* begin *

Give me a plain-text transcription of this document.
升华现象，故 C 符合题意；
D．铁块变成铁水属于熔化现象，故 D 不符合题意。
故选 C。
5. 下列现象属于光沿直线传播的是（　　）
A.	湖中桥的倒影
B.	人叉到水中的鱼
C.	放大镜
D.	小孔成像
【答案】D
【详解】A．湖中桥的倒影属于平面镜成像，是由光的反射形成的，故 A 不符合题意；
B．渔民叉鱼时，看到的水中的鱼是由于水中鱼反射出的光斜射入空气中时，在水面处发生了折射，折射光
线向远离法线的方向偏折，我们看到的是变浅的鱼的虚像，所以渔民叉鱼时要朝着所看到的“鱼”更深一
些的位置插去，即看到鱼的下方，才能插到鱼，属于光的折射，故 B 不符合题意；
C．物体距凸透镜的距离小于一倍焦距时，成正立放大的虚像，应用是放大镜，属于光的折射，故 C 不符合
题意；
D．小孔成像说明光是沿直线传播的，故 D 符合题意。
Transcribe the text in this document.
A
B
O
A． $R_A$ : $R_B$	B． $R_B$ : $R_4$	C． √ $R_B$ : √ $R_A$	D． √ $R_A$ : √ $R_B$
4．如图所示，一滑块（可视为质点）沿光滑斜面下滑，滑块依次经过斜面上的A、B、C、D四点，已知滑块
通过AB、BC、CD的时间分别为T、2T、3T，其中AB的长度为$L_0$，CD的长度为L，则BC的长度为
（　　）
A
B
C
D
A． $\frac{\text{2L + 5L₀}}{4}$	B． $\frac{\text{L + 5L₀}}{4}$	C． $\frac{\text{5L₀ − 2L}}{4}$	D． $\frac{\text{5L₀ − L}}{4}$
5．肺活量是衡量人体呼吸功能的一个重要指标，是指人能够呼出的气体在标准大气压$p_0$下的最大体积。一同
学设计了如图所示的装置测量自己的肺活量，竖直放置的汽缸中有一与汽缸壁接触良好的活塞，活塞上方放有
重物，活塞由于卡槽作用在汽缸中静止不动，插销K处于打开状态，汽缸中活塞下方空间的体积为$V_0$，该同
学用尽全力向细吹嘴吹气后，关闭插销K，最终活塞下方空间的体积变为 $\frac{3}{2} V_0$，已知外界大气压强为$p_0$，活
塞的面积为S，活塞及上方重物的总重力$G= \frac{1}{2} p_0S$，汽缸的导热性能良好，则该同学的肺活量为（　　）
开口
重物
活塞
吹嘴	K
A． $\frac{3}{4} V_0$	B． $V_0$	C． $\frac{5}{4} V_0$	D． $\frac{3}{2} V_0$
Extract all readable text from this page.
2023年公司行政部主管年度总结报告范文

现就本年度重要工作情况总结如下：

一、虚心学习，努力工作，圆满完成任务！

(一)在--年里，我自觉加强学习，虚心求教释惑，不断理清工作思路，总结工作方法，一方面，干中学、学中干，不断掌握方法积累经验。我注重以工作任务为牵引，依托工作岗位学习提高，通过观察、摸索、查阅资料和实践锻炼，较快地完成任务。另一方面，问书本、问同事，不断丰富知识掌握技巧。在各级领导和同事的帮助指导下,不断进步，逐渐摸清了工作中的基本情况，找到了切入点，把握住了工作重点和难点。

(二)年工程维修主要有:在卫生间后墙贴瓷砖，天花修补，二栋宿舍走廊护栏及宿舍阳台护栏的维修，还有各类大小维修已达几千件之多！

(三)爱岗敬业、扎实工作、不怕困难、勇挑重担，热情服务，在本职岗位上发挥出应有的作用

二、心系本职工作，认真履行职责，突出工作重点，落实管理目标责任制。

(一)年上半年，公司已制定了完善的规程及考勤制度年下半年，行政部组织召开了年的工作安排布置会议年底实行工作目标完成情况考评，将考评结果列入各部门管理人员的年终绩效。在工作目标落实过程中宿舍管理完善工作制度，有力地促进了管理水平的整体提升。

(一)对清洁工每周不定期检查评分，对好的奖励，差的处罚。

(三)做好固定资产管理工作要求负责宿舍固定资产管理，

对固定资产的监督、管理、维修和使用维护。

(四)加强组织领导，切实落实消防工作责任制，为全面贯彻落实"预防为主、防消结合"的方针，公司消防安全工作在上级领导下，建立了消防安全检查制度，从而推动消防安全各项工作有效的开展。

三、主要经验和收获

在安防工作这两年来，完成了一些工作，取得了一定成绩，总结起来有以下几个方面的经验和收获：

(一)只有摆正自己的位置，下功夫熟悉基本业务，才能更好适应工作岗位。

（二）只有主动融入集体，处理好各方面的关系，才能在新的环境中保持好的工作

* end *

_The request_
Reproduce every record, matching each line exactly.

_Full answer_
Give me a plain-text transcription of this document.
升华现象，故 C 符合题意；
D．铁块变成铁水属于熔化现象，故 D 不符合题意。
故选 C。
5. 下列现象属于光沿直线传播的是（　　）
A.	湖中桥的倒影
B.	人叉到水中的鱼
C.	放大镜
D.	小孔成像
【答案】D
【详解】A．湖中桥的倒影属于平面镜成像，是由光的反射形成的，故 A 不符合题意；
B．渔民叉鱼时，看到的水中的鱼是由于水中鱼反射出的光斜射入空气中时，在水面处发生了折射，折射光
线向远离法线的方向偏折，我们看到的是变浅的鱼的虚像，所以渔民叉鱼时要朝着所看到的“鱼”更深一
些的位置插去，即看到鱼的下方，才能插到鱼，属于光的折射，故 B 不符合题意；
C．物体距凸透镜的距离小于一倍焦距时，成正立放大的虚像，应用是放大镜，属于光的折射，故 C 不符合
题意；
D．小孔成像说明光是沿直线传播的，故 D 符合题意。
Transcribe the text in this document.
A
B
O
A． $R_A$ : $R_B$	B． $R_B$ : $R_4$	C． √ $R_B$ : √ $R_A$	D． √ $R_A$ : √ $R_B$
4．如图所示，一滑块（可视为质点）沿光滑斜面下滑，滑块依次经过斜面上的A、B、C、D四点，已知滑块
通过AB、BC、CD的时间分别为T、2T、3T，其中AB的长度为$L_0$，CD的长度为L，则BC的长度为
（　　）
A
B
C
D
A． $\frac{\text{2L + 5L₀}}{4}$	B． $\frac{\text{L + 5L₀}}{4}$	C． $\frac{\text{5L₀ − 2L}}{4}$	D． $\frac{\text{5L₀ − L}}{4}$
5．肺活量是衡量人体呼吸功能的一个重要指标，是指人能够呼出的气体在标准大气压$p_0$下的最大体积。一同
学设计了如图所示的装置测量自己的肺活量，竖直放置的汽缸中有一与汽缸壁接触良好的活塞，活塞上方放有
重物，活塞由于卡槽作用在汽缸中静止不动，插销K处于打开状态，汽缸中活塞下方空间的体积为$V_0$，该同
学用尽全力向细吹嘴吹气后，关闭插销K，最终活塞下方空间的体积变为 $\frac{3}{2} V_0$，已知外界大气压强为$p_0$，活
塞的面积为S，活塞及上方重物的总重力$G= \frac{1}{2} p_0S$，汽缸的导热性能良好，则该同学的肺活量为（　　）
开口
重物
活塞
吹嘴	K
A． $\frac{3}{4} V_0$	B． $V_0$	C． $\frac{5}{4} V_0$	D． $\frac{3}{2} V_0$
Extract all readable text from this page.
2023年公司行政部主管年度总结报告范文

现就本年度重要工作情况总结如下：

一、虚心学习，努力工作，圆满完成任务！

(一)在--年里，我自觉加强学习，虚心求教释惑，不断理清工作思路，总结工作方法，一方面，干中学、学中干，不断掌握方法积累经验。我注重以工作任务为牵引，依托工作岗位学习提高，通过观察、摸索、查阅资料和实践锻炼，较快地完成任务。另一方面，问书本、问同事，不断丰富知识掌握技巧。在各级领导和同事的帮助指导下,不断进步，逐渐摸清了工作中的基本情况，找到了切入点，把握住了工作重点和难点。

(二)年工程维修主要有:在卫生间后墙贴瓷砖，天花修补，二栋宿舍走廊护栏及宿舍阳台护栏的维修，还有各类大小维修已达几千件之多！

(三)爱岗敬业、扎实工作、不怕困难、勇挑重担，热情服务，在本职岗位上发挥出应有的作用

二、心系本职工作，认真履行职责，突出工作重点，落实管理目标责任制。

(一)年上半年，公司已制定了完善的规程及考勤制度年下半年，行政部组织召开了年的工作安排布置会议年底实行工作目标完成情况考评，将考评结果列入各部门管理人员的年终绩效。在工作目标落实过程中宿舍管理完善工作制度，有力地促进了管理水平的整体提升。

(一)对清洁工每周不定期检查评分，对好的奖励，差的处罚。

(三)做好固定资产管理工作要求负责宿舍固定资产管理，

对固定资产的监督、管理、维修和使用维护。

(四)加强组织领导，切实落实消防工作责任制，为全面贯彻落实"预防为主、防消结合"的方针，公司消防安全工作在上级领导下，建立了消防安全检查制度，从而推动消防安全各项工作有效的开展。

三、主要经验和收获

在安防工作这两年来，完成了一些工作，取得了一定成绩，总结起来有以下几个方面的经验和收获：

(一)只有摆正自己的位置，下功夫熟悉基本业务，才能更好适应工作岗位。

（二）只有主动融入集体，处理好各方面的关系，才能在新的环境中保持好的工作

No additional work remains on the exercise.